■ Given exercise
Leaving out the pictures, please retype each record exactly.

[START Data]

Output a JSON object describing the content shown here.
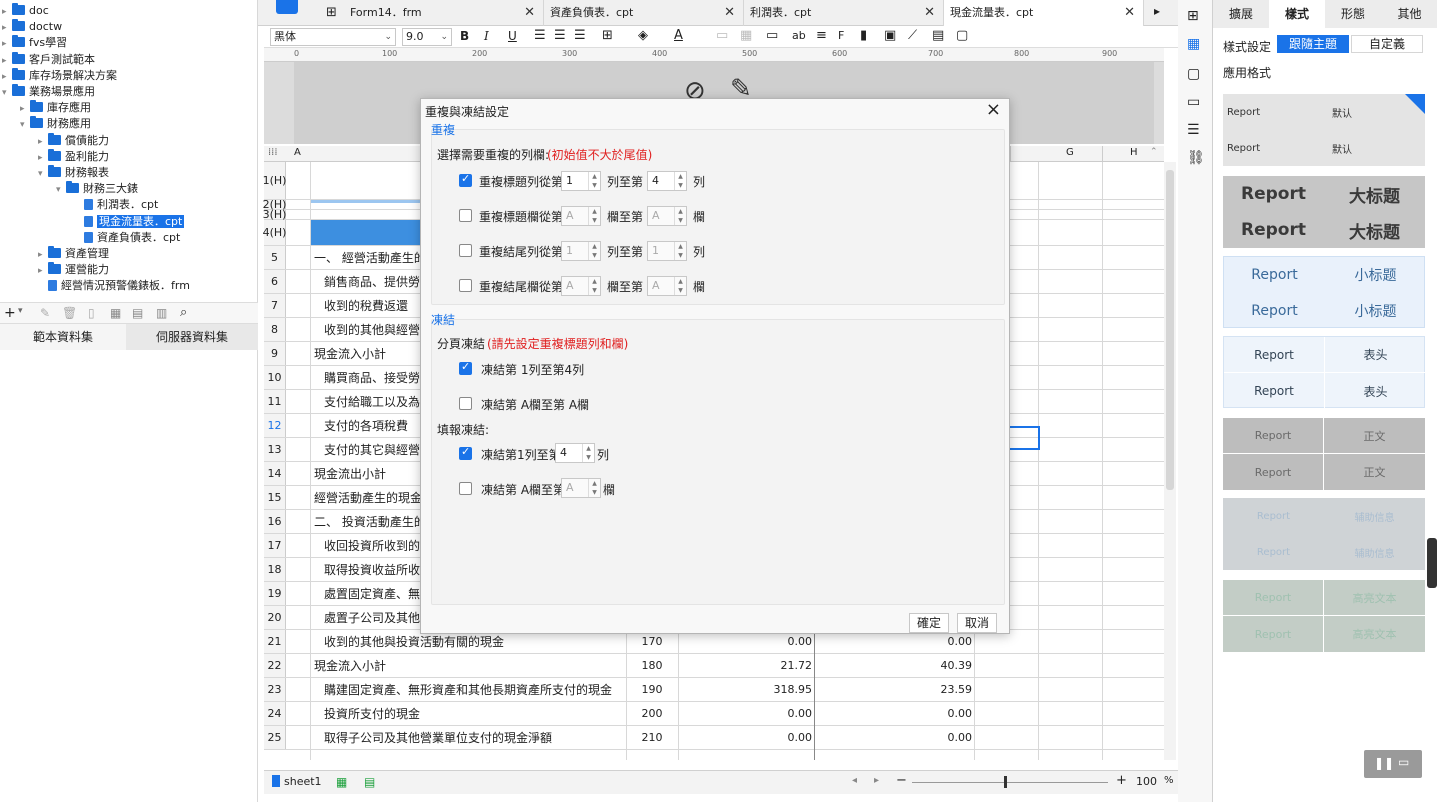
{
  "tree": [
    {
      "label": "doc",
      "type": "folder",
      "level": 0,
      "arrow": "▸"
    },
    {
      "label": "doctw",
      "type": "folder",
      "level": 0,
      "arrow": "▸"
    },
    {
      "label": "fvs學習",
      "type": "folder",
      "level": 0,
      "arrow": "▸"
    },
    {
      "label": "客戶測試範本",
      "type": "folder",
      "level": 0,
      "arrow": "▸"
    },
    {
      "label": "库存场景解决方案",
      "type": "folder",
      "level": 0,
      "arrow": "▸"
    },
    {
      "label": "業務場景應用",
      "type": "folder",
      "level": 0,
      "arrow": "▾"
    },
    {
      "label": "庫存應用",
      "type": "folder",
      "level": 1,
      "arrow": "▸"
    },
    {
      "label": "財務應用",
      "type": "folder",
      "level": 1,
      "arrow": "▾"
    },
    {
      "label": "償債能力",
      "type": "folder",
      "level": 2,
      "arrow": "▸"
    },
    {
      "label": "盈利能力",
      "type": "folder",
      "level": 2,
      "arrow": "▸"
    },
    {
      "label": "財務報表",
      "type": "folder",
      "level": 2,
      "arrow": "▾"
    },
    {
      "label": "財務三大錶",
      "type": "folder",
      "level": 3,
      "arrow": "▾"
    },
    {
      "label": "利潤表．cpt",
      "type": "file",
      "level": 4,
      "arrow": ""
    },
    {
      "label": "現金流量表．cpt",
      "type": "file",
      "level": 4,
      "arrow": "",
      "selected": true
    },
    {
      "label": "資產負債表．cpt",
      "type": "file",
      "level": 4,
      "arrow": ""
    },
    {
      "label": "資產管理",
      "type": "folder",
      "level": 2,
      "arrow": "▸"
    },
    {
      "label": "運營能力",
      "type": "folder",
      "level": 2,
      "arrow": "▸"
    },
    {
      "label": "經營情況預警儀錶板．frm",
      "type": "file",
      "level": 2,
      "arrow": ""
    }
  ],
  "left_tabs": {
    "template_ds": "範本資料集",
    "server_ds": "伺服器資料集"
  },
  "doc_tabs": [
    {
      "label": "Form14．frm"
    },
    {
      "label": "資產負債表．cpt"
    },
    {
      "label": "利潤表．cpt"
    },
    {
      "label": "現金流量表．cpt"
    }
  ],
  "format": {
    "font": "黑体",
    "size": "9.0"
  },
  "ruler": [
    "0",
    "100",
    "200",
    "300",
    "400",
    "500",
    "600",
    "700",
    "800",
    "900"
  ],
  "columns": [
    "A",
    "G",
    "H"
  ],
  "rows": [
    {
      "n": "1(H)",
      "a": "",
      "b": "",
      "c": "",
      "d": ""
    },
    {
      "n": "2(H)",
      "a": "",
      "b": "",
      "c": "",
      "d": ""
    },
    {
      "n": "3(H)",
      "a": "",
      "b": "",
      "c": "",
      "d": ""
    },
    {
      "n": "4(H)",
      "a": "",
      "b": "",
      "c": "",
      "d": ""
    },
    {
      "n": "5",
      "a": "一、 經營活動產生的",
      "b": "",
      "c": "",
      "d": ""
    },
    {
      "n": "6",
      "a": "  銷售商品、提供勞務",
      "b": "",
      "c": "",
      "d": ""
    },
    {
      "n": "7",
      "a": "  收到的稅費返還",
      "b": "",
      "c": "",
      "d": ""
    },
    {
      "n": "8",
      "a": "  收到的其他與經營",
      "b": "",
      "c": "",
      "d": ""
    },
    {
      "n": "9",
      "a": "現金流入小計",
      "b": "",
      "c": "",
      "d": ""
    },
    {
      "n": "10",
      "a": "  購買商品、接受勞務",
      "b": "",
      "c": "",
      "d": ""
    },
    {
      "n": "11",
      "a": "  支付給職工以及為職",
      "b": "",
      "c": "",
      "d": ""
    },
    {
      "n": "12",
      "a": "  支付的各項稅費",
      "b": "",
      "c": "",
      "d": ""
    },
    {
      "n": "13",
      "a": "  支付的其它與經營",
      "b": "",
      "c": "",
      "d": ""
    },
    {
      "n": "14",
      "a": "現金流出小計",
      "b": "",
      "c": "",
      "d": ""
    },
    {
      "n": "15",
      "a": "經營活動產生的現金",
      "b": "",
      "c": "",
      "d": ""
    },
    {
      "n": "16",
      "a": "二、 投資活動產生的",
      "b": "",
      "c": "",
      "d": ""
    },
    {
      "n": "17",
      "a": "  收回投資所收到的現",
      "b": "",
      "c": "",
      "d": ""
    },
    {
      "n": "18",
      "a": "  取得投資收益所收到",
      "b": "",
      "c": "",
      "d": ""
    },
    {
      "n": "19",
      "a": "  處置固定資產、無形",
      "b": "",
      "c": "",
      "d": ""
    },
    {
      "n": "20",
      "a": "  處置子公司及其他營",
      "b": "",
      "c": "",
      "d": ""
    },
    {
      "n": "21",
      "a": "  收到的其他與投資活動有關的現金",
      "b": "170",
      "c": "0.00",
      "d": "0.00"
    },
    {
      "n": "22",
      "a": "現金流入小計",
      "b": "180",
      "c": "21.72",
      "d": "40.39"
    },
    {
      "n": "23",
      "a": "  購建固定資產、無形資產和其他長期資產所支付的現金",
      "b": "190",
      "c": "318.95",
      "d": "23.59"
    },
    {
      "n": "24",
      "a": "  投資所支付的現金",
      "b": "200",
      "c": "0.00",
      "d": "0.00"
    },
    {
      "n": "25",
      "a": "  取得子公司及其他營業單位支付的現金淨額",
      "b": "210",
      "c": "0.00",
      "d": "0.00"
    }
  ],
  "sheet": {
    "name": "sheet1",
    "zoom": "100",
    "zoom_unit": "%"
  },
  "right_tabs": [
    "擴展",
    "樣式",
    "形態",
    "其他"
  ],
  "style_panel": {
    "setting_label": "樣式設定",
    "follow_theme": "跟隨主題",
    "custom": "自定義",
    "apply_format": "應用格式"
  },
  "styles": [
    {
      "l": "Report",
      "r": "默认"
    },
    {
      "l": "Report",
      "r": "大标题"
    },
    {
      "l": "Report",
      "r": "小标题"
    },
    {
      "l": "Report",
      "r": "表头"
    },
    {
      "l": "Report",
      "r": "正文"
    },
    {
      "l": "Report",
      "r": "辅助信息"
    },
    {
      "l": "Report",
      "r": "高亮文本"
    }
  ],
  "dialog": {
    "title": "重複與凍結設定",
    "repeat_section": "重複",
    "repeat_prompt": "選擇需要重複的列欄:",
    "repeat_note": "(初始值不大於尾值)",
    "repeat_rows": [
      {
        "label": "重複標題列從第",
        "from": "1",
        "mid": "列至第",
        "to": "4",
        "end": "列",
        "checked": true,
        "disabled": false
      },
      {
        "label": "重複標題欄從第",
        "from": "A",
        "mid": "欄至第",
        "to": "A",
        "end": "欄",
        "checked": false,
        "disabled": true
      },
      {
        "label": "重複結尾列從第",
        "from": "1",
        "mid": "列至第",
        "to": "1",
        "end": "列",
        "checked": false,
        "disabled": true
      },
      {
        "label": "重複結尾欄從第",
        "from": "A",
        "mid": "欄至第",
        "to": "A",
        "end": "欄",
        "checked": false,
        "disabled": true
      }
    ],
    "freeze_section": "凍結",
    "page_freeze_label": "分頁凍結",
    "page_freeze_note": "(請先設定重複標題列和欄)",
    "page_freeze_rows": [
      {
        "label": "凍結第 1列至第4列",
        "checked": true
      },
      {
        "label": "凍結第 A欄至第 A欄",
        "checked": false
      }
    ],
    "fill_freeze_label": "填報凍結:",
    "fill_row_prefix": "凍結第1列至第",
    "fill_row_value": "4",
    "fill_row_suffix": "列",
    "fill_col_prefix": "凍結第 A欄至第",
    "fill_col_value": "A",
    "fill_col_suffix": "欄",
    "ok": "確定",
    "cancel": "取消"
  }
}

[END Data]

■ Response to the exercise
Output a JSON object describing the content shown here.
{
  "tree": [
    {
      "label": "doc",
      "type": "folder",
      "level": 0,
      "arrow": "▸"
    },
    {
      "label": "doctw",
      "type": "folder",
      "level": 0,
      "arrow": "▸"
    },
    {
      "label": "fvs學習",
      "type": "folder",
      "level": 0,
      "arrow": "▸"
    },
    {
      "label": "客戶測試範本",
      "type": "folder",
      "level": 0,
      "arrow": "▸"
    },
    {
      "label": "库存场景解决方案",
      "type": "folder",
      "level": 0,
      "arrow": "▸"
    },
    {
      "label": "業務場景應用",
      "type": "folder",
      "level": 0,
      "arrow": "▾"
    },
    {
      "label": "庫存應用",
      "type": "folder",
      "level": 1,
      "arrow": "▸"
    },
    {
      "label": "財務應用",
      "type": "folder",
      "level": 1,
      "arrow": "▾"
    },
    {
      "label": "償債能力",
      "type": "folder",
      "level": 2,
      "arrow": "▸"
    },
    {
      "label": "盈利能力",
      "type": "folder",
      "level": 2,
      "arrow": "▸"
    },
    {
      "label": "財務報表",
      "type": "folder",
      "level": 2,
      "arrow": "▾"
    },
    {
      "label": "財務三大錶",
      "type": "folder",
      "level": 3,
      "arrow": "▾"
    },
    {
      "label": "利潤表．cpt",
      "type": "file",
      "level": 4,
      "arrow": ""
    },
    {
      "label": "現金流量表．cpt",
      "type": "file",
      "level": 4,
      "arrow": "",
      "selected": true
    },
    {
      "label": "資產負債表．cpt",
      "type": "file",
      "level": 4,
      "arrow": ""
    },
    {
      "label": "資產管理",
      "type": "folder",
      "level": 2,
      "arrow": "▸"
    },
    {
      "label": "運營能力",
      "type": "folder",
      "level": 2,
      "arrow": "▸"
    },
    {
      "label": "經營情況預警儀錶板．frm",
      "type": "file",
      "level": 2,
      "arrow": ""
    }
  ],
  "left_tabs": {
    "template_ds": "範本資料集",
    "server_ds": "伺服器資料集"
  },
  "doc_tabs": [
    {
      "label": "Form14．frm"
    },
    {
      "label": "資產負債表．cpt"
    },
    {
      "label": "利潤表．cpt"
    },
    {
      "label": "現金流量表．cpt"
    }
  ],
  "format": {
    "font": "黑体",
    "size": "9.0"
  },
  "ruler": [
    "0",
    "100",
    "200",
    "300",
    "400",
    "500",
    "600",
    "700",
    "800",
    "900"
  ],
  "columns": [
    "A",
    "G",
    "H"
  ],
  "rows": [
    {
      "n": "1(H)",
      "a": "",
      "b": "",
      "c": "",
      "d": ""
    },
    {
      "n": "2(H)",
      "a": "",
      "b": "",
      "c": "",
      "d": ""
    },
    {
      "n": "3(H)",
      "a": "",
      "b": "",
      "c": "",
      "d": ""
    },
    {
      "n": "4(H)",
      "a": "",
      "b": "",
      "c": "",
      "d": ""
    },
    {
      "n": "5",
      "a": "一、 經營活動產生的",
      "b": "",
      "c": "",
      "d": ""
    },
    {
      "n": "6",
      "a": "  銷售商品、提供勞務",
      "b": "",
      "c": "",
      "d": ""
    },
    {
      "n": "7",
      "a": "  收到的稅費返還",
      "b": "",
      "c": "",
      "d": ""
    },
    {
      "n": "8",
      "a": "  收到的其他與經營",
      "b": "",
      "c": "",
      "d": ""
    },
    {
      "n": "9",
      "a": "現金流入小計",
      "b": "",
      "c": "",
      "d": ""
    },
    {
      "n": "10",
      "a": "  購買商品、接受勞務",
      "b": "",
      "c": "",
      "d": ""
    },
    {
      "n": "11",
      "a": "  支付給職工以及為職",
      "b": "",
      "c": "",
      "d": ""
    },
    {
      "n": "12",
      "a": "  支付的各項稅費",
      "b": "",
      "c": "",
      "d": ""
    },
    {
      "n": "13",
      "a": "  支付的其它與經營",
      "b": "",
      "c": "",
      "d": ""
    },
    {
      "n": "14",
      "a": "現金流出小計",
      "b": "",
      "c": "",
      "d": ""
    },
    {
      "n": "15",
      "a": "經營活動產生的現金",
      "b": "",
      "c": "",
      "d": ""
    },
    {
      "n": "16",
      "a": "二、 投資活動產生的",
      "b": "",
      "c": "",
      "d": ""
    },
    {
      "n": "17",
      "a": "  收回投資所收到的現",
      "b": "",
      "c": "",
      "d": ""
    },
    {
      "n": "18",
      "a": "  取得投資收益所收到",
      "b": "",
      "c": "",
      "d": ""
    },
    {
      "n": "19",
      "a": "  處置固定資產、無形",
      "b": "",
      "c": "",
      "d": ""
    },
    {
      "n": "20",
      "a": "  處置子公司及其他營",
      "b": "",
      "c": "",
      "d": ""
    },
    {
      "n": "21",
      "a": "  收到的其他與投資活動有關的現金",
      "b": "170",
      "c": "0.00",
      "d": "0.00"
    },
    {
      "n": "22",
      "a": "現金流入小計",
      "b": "180",
      "c": "21.72",
      "d": "40.39"
    },
    {
      "n": "23",
      "a": "  購建固定資產、無形資產和其他長期資產所支付的現金",
      "b": "190",
      "c": "318.95",
      "d": "23.59"
    },
    {
      "n": "24",
      "a": "  投資所支付的現金",
      "b": "200",
      "c": "0.00",
      "d": "0.00"
    },
    {
      "n": "25",
      "a": "  取得子公司及其他營業單位支付的現金淨額",
      "b": "210",
      "c": "0.00",
      "d": "0.00"
    }
  ],
  "sheet": {
    "name": "sheet1",
    "zoom": "100",
    "zoom_unit": "%"
  },
  "right_tabs": [
    "擴展",
    "樣式",
    "形態",
    "其他"
  ],
  "style_panel": {
    "setting_label": "樣式設定",
    "follow_theme": "跟隨主題",
    "custom": "自定義",
    "apply_format": "應用格式"
  },
  "styles": [
    {
      "l": "Report",
      "r": "默认"
    },
    {
      "l": "Report",
      "r": "大标题"
    },
    {
      "l": "Report",
      "r": "小标题"
    },
    {
      "l": "Report",
      "r": "表头"
    },
    {
      "l": "Report",
      "r": "正文"
    },
    {
      "l": "Report",
      "r": "辅助信息"
    },
    {
      "l": "Report",
      "r": "高亮文本"
    }
  ],
  "dialog": {
    "title": "重複與凍結設定",
    "repeat_section": "重複",
    "repeat_prompt": "選擇需要重複的列欄:",
    "repeat_note": "(初始值不大於尾值)",
    "repeat_rows": [
      {
        "label": "重複標題列從第",
        "from": "1",
        "mid": "列至第",
        "to": "4",
        "end": "列",
        "checked": true,
        "disabled": false
      },
      {
        "label": "重複標題欄從第",
        "from": "A",
        "mid": "欄至第",
        "to": "A",
        "end": "欄",
        "checked": false,
        "disabled": true
      },
      {
        "label": "重複結尾列從第",
        "from": "1",
        "mid": "列至第",
        "to": "1",
        "end": "列",
        "checked": false,
        "disabled": true
      },
      {
        "label": "重複結尾欄從第",
        "from": "A",
        "mid": "欄至第",
        "to": "A",
        "end": "欄",
        "checked": false,
        "disabled": true
      }
    ],
    "freeze_section": "凍結",
    "page_freeze_label": "分頁凍結",
    "page_freeze_note": "(請先設定重複標題列和欄)",
    "page_freeze_rows": [
      {
        "label": "凍結第 1列至第4列",
        "checked": true
      },
      {
        "label": "凍結第 A欄至第 A欄",
        "checked": false
      }
    ],
    "fill_freeze_label": "填報凍結:",
    "fill_row_prefix": "凍結第1列至第",
    "fill_row_value": "4",
    "fill_row_suffix": "列",
    "fill_col_prefix": "凍結第 A欄至第",
    "fill_col_value": "A",
    "fill_col_suffix": "欄",
    "ok": "確定",
    "cancel": "取消"
  }
}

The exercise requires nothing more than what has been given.